[Stored records]
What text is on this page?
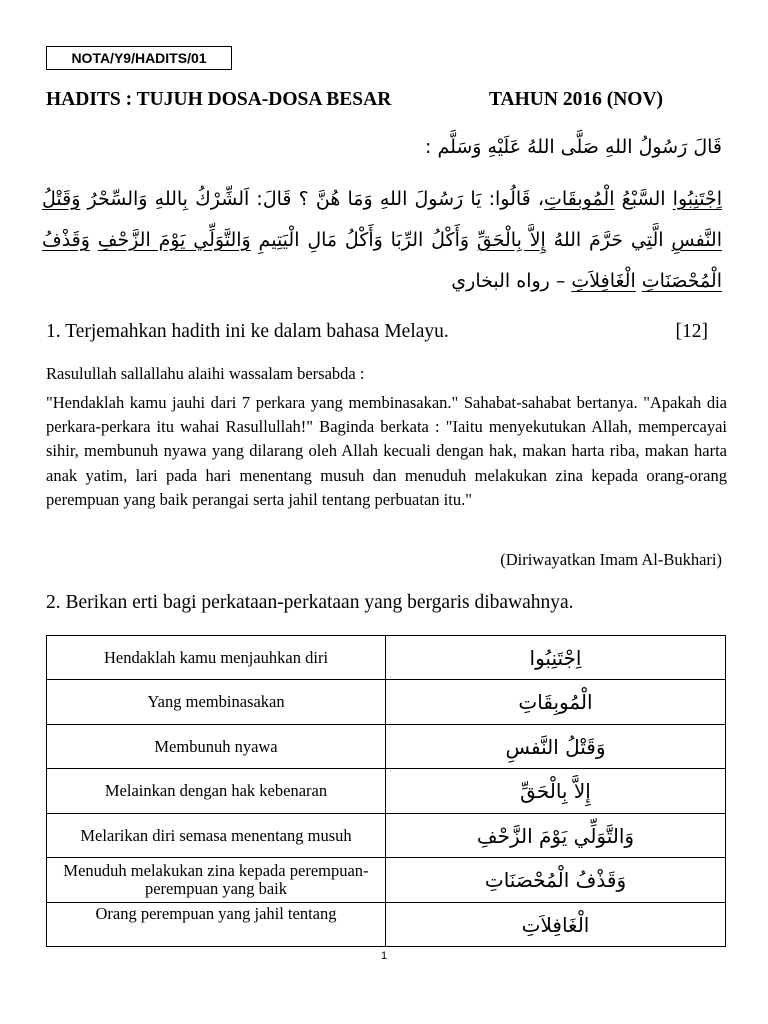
NOTA/Y9/HADITS/01
HADITS : TUJUH DOSA-DOSA BESAR	TAHUN 2016 (NOV)
قَالَ رَسُولُ اللهِ صَلَّى اللهُ عَلَيْهِ وَسَلَّم :
اِجْتَنِبُوا السَّبْعُ الْمُوبقَاتِ، قَالُوا: يَا رَسُولَ اللهِ وَمَا هُنَّ ؟ قَالَ: اَلشِّرْكُ بِاللهِ وَالسِّحْرُ وَقَتْلُ
النَّفسِ الَّتِي حَرَّمَ اللهُ إِلاَّ بِالْحَقِّ وَأَكْلُ الرِّبَا وَأَكْلُ مَالِ الْيَتِيمِ وَالتَّوَلِّي يَوْمَ الزَّحْفِ وَقَذْفُ
الْمُحْصَنَاتِ الْغَافِلاَتِ – رواه البخاري
1. Terjemahkan hadith ini ke dalam bahasa Melayu.	[12]
Rasulullah sallallahu alaihi wassalam bersabda :
"Hendaklah kamu jauhi dari 7 perkara yang membinasakan." Sahabat-sahabat bertanya. "Apakah dia perkara-perkara itu wahai Rasullullah!" Baginda berkata : "Iaitu menyekutukan Allah, mempercayai sihir, membunuh nyawa yang dilarang oleh Allah kecuali dengan hak, makan harta riba, makan harta anak yatim, lari pada hari menentang musuh dan menuduh melakukan zina kepada orang-orang perempuan yang baik perangai serta jahil tentang perbuatan itu."
(Diriwayatkan Imam Al-Bukhari)
2. Berikan erti bagi perkataan-perkataan yang bergaris dibawahnya.
Hendaklah kamu menjauhkan diri	اِجْتَنِبُوا
Yang membinasakan	الْمُوبِقَاتِ
Membunuh nyawa	وَقَتْلُ النَّفسِ
Melainkan dengan hak kebenaran	إِلاَّ بِالْحَقِّ
Melarikan diri semasa menentang musuh	وَالتَّوَلِّي يَوْمَ الزَّحْفِ
Menuduh melakukan zina kepada perempuan-perempuan yang baik	وَقَذْفُ الْمُحْصَنَاتِ
Orang perempuan yang jahil tentang	الْغَافِلاَتِ
1
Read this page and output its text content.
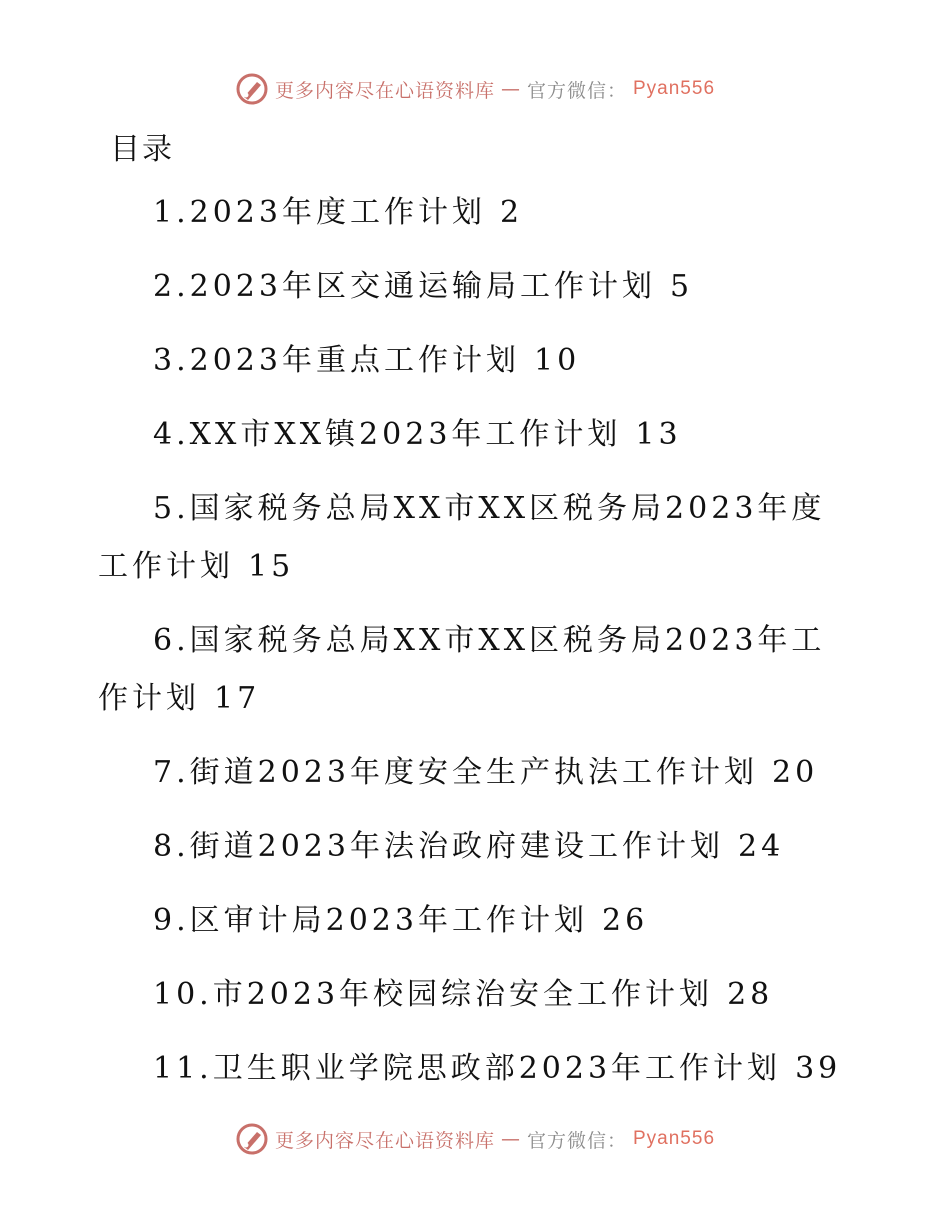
更多内容尽在心语资料库 — 官方微信： Pyan556
目录
1.2023年度工作计划 2
2.2023年区交通运输局工作计划 5
3.2023年重点工作计划 10
4.XX市XX镇2023年工作计划 13
5.国家税务总局XX市XX区税务局2023年度工作计划 15
6.国家税务总局XX市XX区税务局2023年工作计划 17
7.街道2023年度安全生产执法工作计划 20
8.街道2023年法治政府建设工作计划 24
9.区审计局2023年工作计划 26
10.市2023年校园综治安全工作计划 28
11.卫生职业学院思政部2023年工作计划 39
更多内容尽在心语资料库 — 官方微信： Pyan556
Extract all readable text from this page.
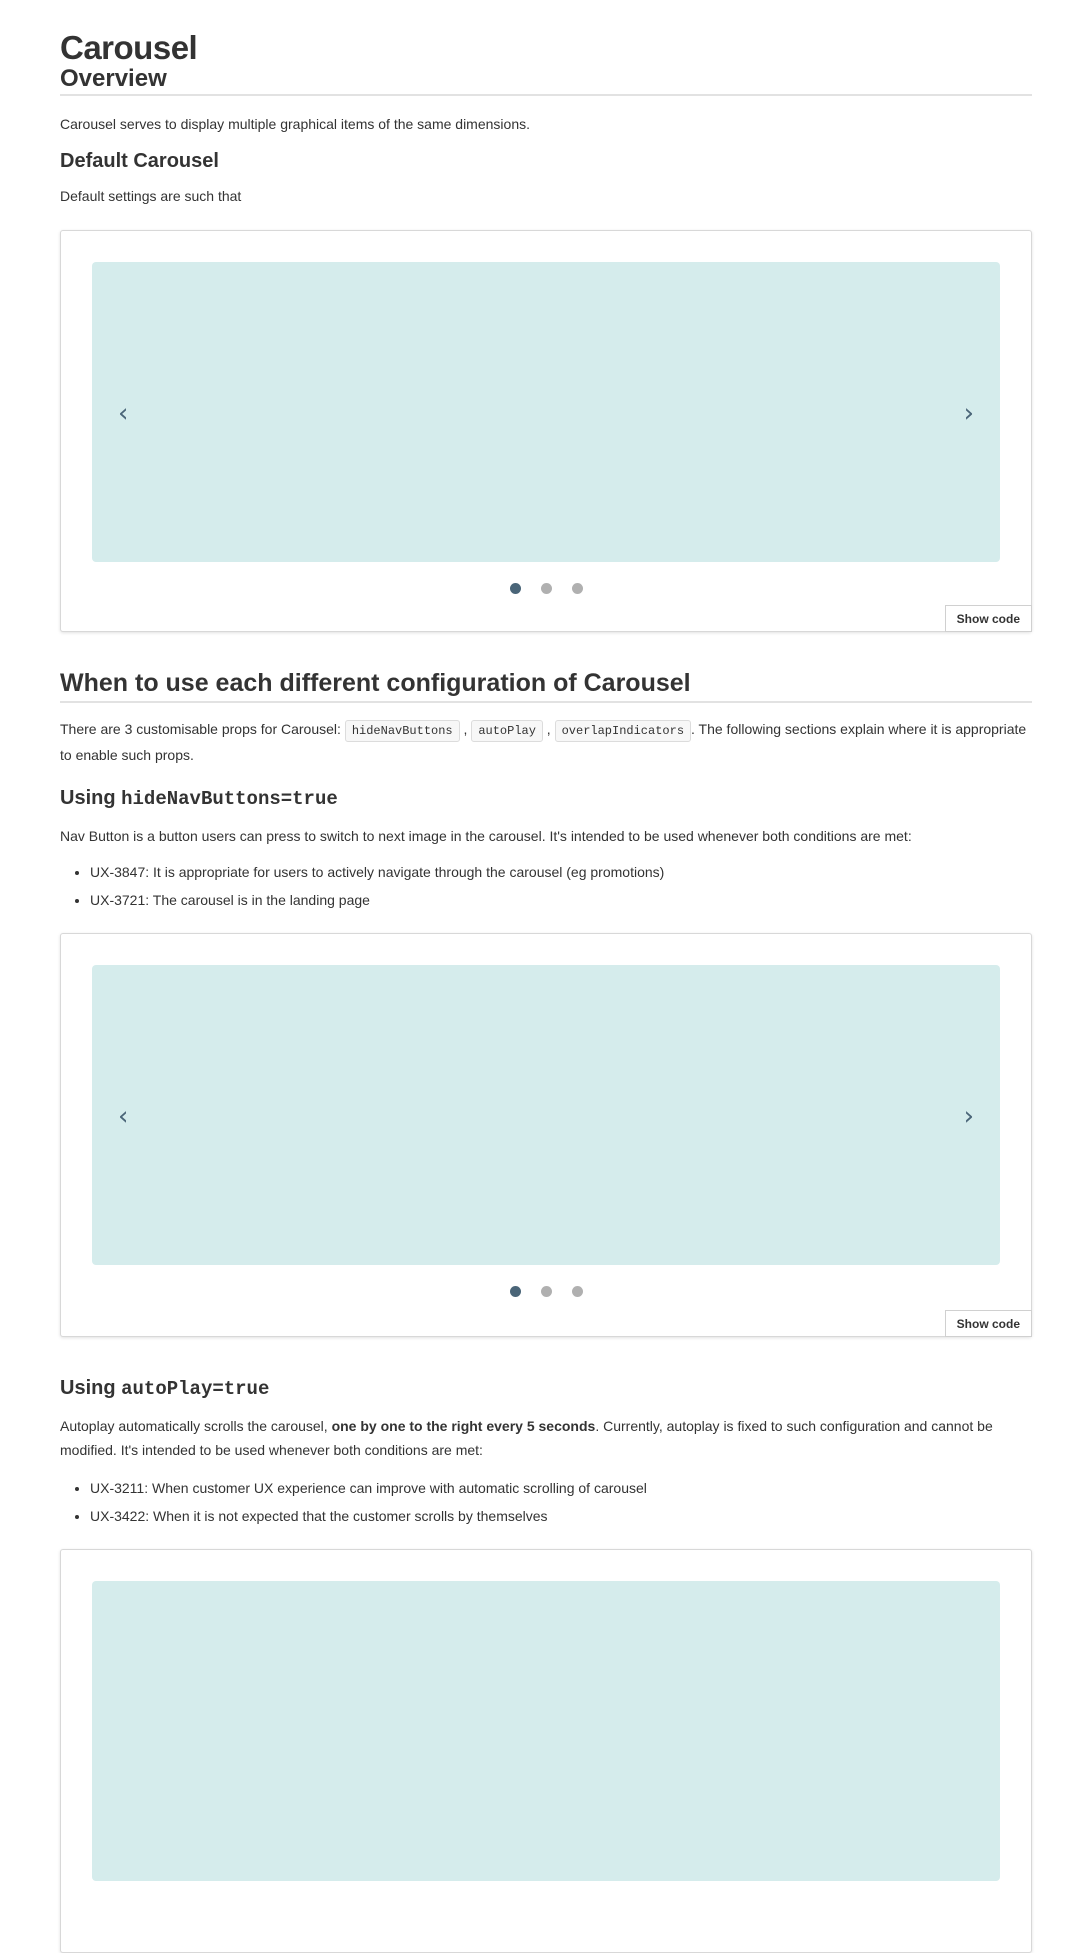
Carousel
Overview

Carousel serves to display multiple graphical items of the same dimensions.

Default Carousel

Default settings are such that

‹	›
Show code
When to use each different configuration of Carousel

There are 3 customisable props for Carousel: hideNavButtons , autoPlay , overlapIndicators . The following sections explain where it is appropriate to enable such props.

Using hideNavButtons=true

Nav Button is a button users can press to switch to next image in the carousel. It's intended to be used whenever both conditions are met:

• UX-3847: It is appropriate for users to actively navigate through the carousel (eg promotions)
• UX-3721: The carousel is in the landing page
‹	›
Show code
Using autoPlay=true

Autoplay automatically scrolls the carousel, one by one to the right every 5 seconds. Currently, autoplay is fixed to such configuration and cannot be modified. It's intended to be used whenever both conditions are met:

• UX-3211: When customer UX experience can improve with automatic scrolling of carousel
• UX-3422: When it is not expected that the customer scrolls by themselves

[Request] Copy every record character for character. Skip the pictures.

[The solution]
What text is on this page?
NOTA/Y9/HADITS/01
HADITS : TUJUH DOSA-DOSA BESAR	TAHUN 2016 (NOV)
قَالَ رَسُولُ اللهِ صَلَّى اللهُ عَلَيْهِ وَسَلَّم :
اِجْتَنِبُوا السَّبْعُ الْمُوبقَاتِ، قَالُوا: يَا رَسُولَ اللهِ وَمَا هُنَّ ؟ قَالَ: اَلشِّرْكُ بِاللهِ وَالسِّحْرُ وَقَتْلُ
النَّفسِ الَّتِي حَرَّمَ اللهُ إِلاَّ بِالْحَقِّ وَأَكْلُ الرِّبَا وَأَكْلُ مَالِ الْيَتِيمِ وَالتَّوَلِّي يَوْمَ الزَّحْفِ وَقَذْفُ
الْمُحْصَنَاتِ الْغَافِلاَتِ – رواه البخاري
1. Terjemahkan hadith ini ke dalam bahasa Melayu.	[12]
Rasulullah sallallahu alaihi wassalam bersabda :
"Hendaklah kamu jauhi dari 7 perkara yang membinasakan." Sahabat-sahabat bertanya. "Apakah dia perkara-perkara itu wahai Rasullullah!" Baginda berkata : "Iaitu menyekutukan Allah, mempercayai sihir, membunuh nyawa yang dilarang oleh Allah kecuali dengan hak, makan harta riba, makan harta anak yatim, lari pada hari menentang musuh dan menuduh melakukan zina kepada orang-orang perempuan yang baik perangai serta jahil tentang perbuatan itu."
(Diriwayatkan Imam Al-Bukhari)
2. Berikan erti bagi perkataan-perkataan yang bergaris dibawahnya.
Hendaklah kamu menjauhkan diri	اِجْتَنِبُوا
Yang membinasakan	الْمُوبِقَاتِ
Membunuh nyawa	وَقَتْلُ النَّفسِ
Melainkan dengan hak kebenaran	إِلاَّ بِالْحَقِّ
Melarikan diri semasa menentang musuh	وَالتَّوَلِّي يَوْمَ الزَّحْفِ
Menuduh melakukan zina kepada perempuan-perempuan yang baik	وَقَذْفُ الْمُحْصَنَاتِ
Orang perempuan yang jahil tentang	الْغَافِلاَتِ
1
Read this page and output its text content.
更多内容尽在心语资料库 — 官方微信： Pyan556
目录
1.2023年度工作计划 2
2.2023年区交通运输局工作计划 5
3.2023年重点工作计划 10
4.XX市XX镇2023年工作计划 13
5.国家税务总局XX市XX区税务局2023年度工作计划 15
6.国家税务总局XX市XX区税务局2023年工作计划 17
7.街道2023年度安全生产执法工作计划 20
8.街道2023年法治政府建设工作计划 24
9.区审计局2023年工作计划 26
10.市2023年校园综治安全工作计划 28
11.卫生职业学院思政部2023年工作计划 39
更多内容尽在心语资料库 — 官方微信： Pyan556
Extract all readable text from this page.
Carousel
Overview

Carousel serves to display multiple graphical items of the same dimensions.

Default Carousel

Default settings are such that

‹	›
Show code
When to use each different configuration of Carousel

There are 3 customisable props for Carousel: hideNavButtons , autoPlay , overlapIndicators . The following sections explain where it is appropriate to enable such props.

Using hideNavButtons=true

Nav Button is a button users can press to switch to next image in the carousel. It's intended to be used whenever both conditions are met:

• UX-3847: It is appropriate for users to actively navigate through the carousel (eg promotions)
• UX-3721: The carousel is in the landing page
‹	›
Show code
Using autoPlay=true

Autoplay automatically scrolls the carousel, one by one to the right every 5 seconds. Currently, autoplay is fixed to such configuration and cannot be modified. It's intended to be used whenever both conditions are met:

• UX-3211: When customer UX experience can improve with automatic scrolling of carousel
• UX-3422: When it is not expected that the customer scrolls by themselves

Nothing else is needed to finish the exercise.